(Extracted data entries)
○ ○ ○ ○ ○
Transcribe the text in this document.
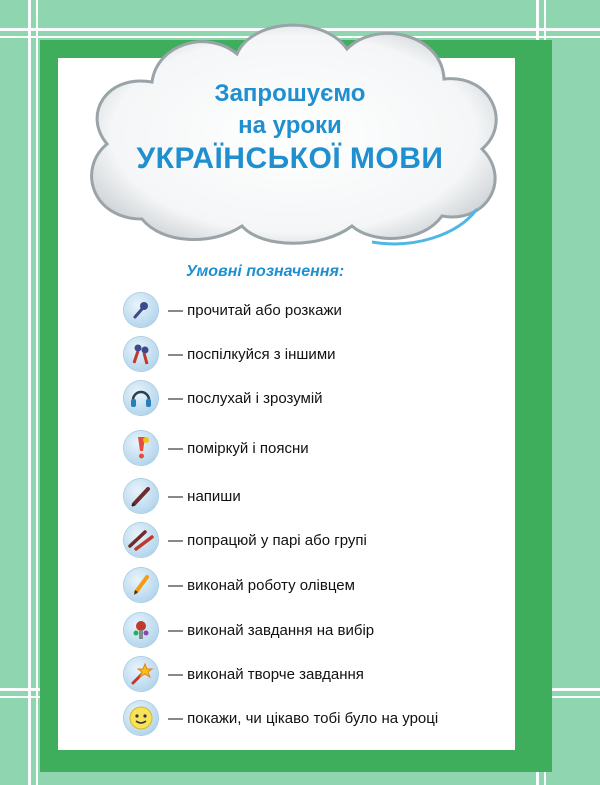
Запрошуємо
на уроки
УКРАЇНСЬКОЇ МОВИ
Умовні позначення:
— прочитай або розкажи
— поспілкуйся з іншими
— послухай і зрозумій
— поміркуй і поясни
— напиши
— попрацюй у парі або групі
— виконай роботу олівцем
— виконай завдання на вибір
— виконай творче завдання
— покажи, чи цікаво тобі було на уроці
○ ○ ○ ○ ○
Print the entries above exactly, taking out only the pictures.

Transcribe the text in this document.
Запрошуємо
на уроки
УКРАЇНСЬКОЇ МОВИ
Умовні позначення:
— прочитай або розкажи
— поспілкуйся з іншими
— послухай і зрозумій
— поміркуй і поясни
— напиши
— попрацюй у парі або групі
— виконай роботу олівцем
— виконай завдання на вибір
— виконай творче завдання
— покажи, чи цікаво тобі було на уроці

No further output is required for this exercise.